-- begin Material --

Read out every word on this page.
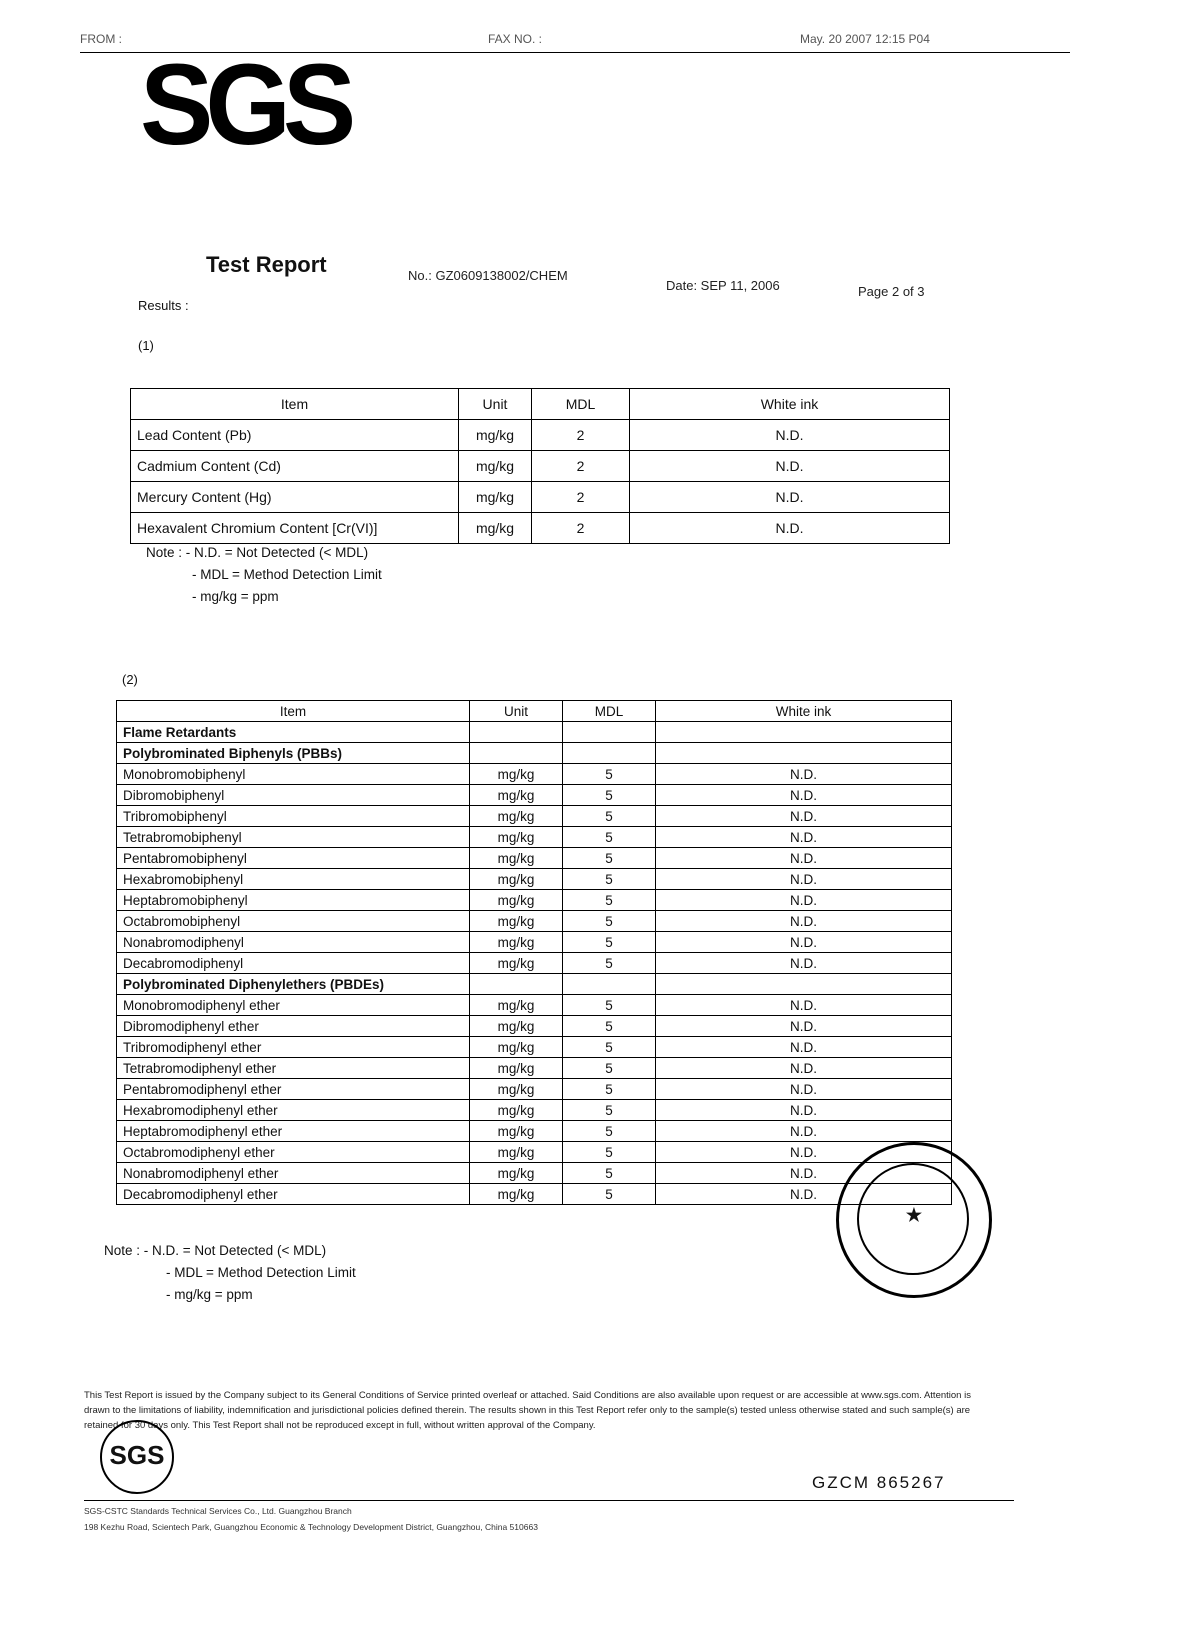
FROM :	FAX NO. :	May. 20 2007 12:15 P04
SGS
Test Report	No.: GZ0609138002/CHEM
Date: SEP 11, 2006	Page 2 of 3
Results :
(1)
Item	Unit	MDL	White ink
Lead Content (Pb)	mg/kg	2	N.D.
Cadmium Content (Cd)	mg/kg	2	N.D.
Mercury Content (Hg)	mg/kg	2	N.D.
Hexavalent Chromium Content [Cr(VI)]	mg/kg	2	N.D.
Note : - N.D. = Not Detected (< MDL)
- MDL = Method Detection Limit
- mg/kg = ppm
(2)
Item	Unit	MDL	White ink
Flame Retardants			
Polybrominated Biphenyls (PBBs)			
Monobromobiphenyl	mg/kg	5	N.D.
Dibromobiphenyl	mg/kg	5	N.D.
Tribromobiphenyl	mg/kg	5	N.D.
Tetrabromobiphenyl	mg/kg	5	N.D.
Pentabromobiphenyl	mg/kg	5	N.D.
Hexabromobiphenyl	mg/kg	5	N.D.
Heptabromobiphenyl	mg/kg	5	N.D.
Octabromobiphenyl	mg/kg	5	N.D.
Nonabromodiphenyl	mg/kg	5	N.D.
Decabromodiphenyl	mg/kg	5	N.D.
Polybrominated Diphenylethers (PBDEs)			
Monobromodiphenyl ether	mg/kg	5	N.D.
Dibromodiphenyl ether	mg/kg	5	N.D.
Tribromodiphenyl ether	mg/kg	5	N.D.
Tetrabromodiphenyl ether	mg/kg	5	N.D.
Pentabromodiphenyl ether	mg/kg	5	N.D.
Hexabromodiphenyl ether	mg/kg	5	N.D.
Heptabromodiphenyl ether	mg/kg	5	N.D.
Octabromodiphenyl ether	mg/kg	5	N.D.
Nonabromodiphenyl ether	mg/kg	5	N.D.
Decabromodiphenyl ether	mg/kg	5	N.D.
Note : - N.D. = Not Detected (< MDL)
- MDL = Method Detection Limit
- mg/kg = ppm
★
This Test Report is issued by the Company subject to its General Conditions of Service printed overleaf or attached. Said Conditions are also available upon request or are accessible at www.sgs.com. Attention is drawn to the limitations of liability, indemnification and jurisdictional policies defined therein. The results shown in this Test Report refer only to the sample(s) tested unless otherwise stated and such sample(s) are retained for 30 days only. This Test Report shall not be reproduced except in full, without written approval of the Company.
SGS
GZCM 865267
SGS-CSTC Standards Technical Services Co., Ltd. Guangzhou Branch
198 Kezhu Road, Scientech Park, Guangzhou Economic & Technology Development District, Guangzhou, China 510663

-- end Material --

## Task
Your task is to pick out every line with the string "Decabromodiphenyl" and copy it.

## Output of the task
Decabromodiphenyl	mg/kg	5	N.D.
Decabromodiphenyl ether	mg/kg	5	N.D.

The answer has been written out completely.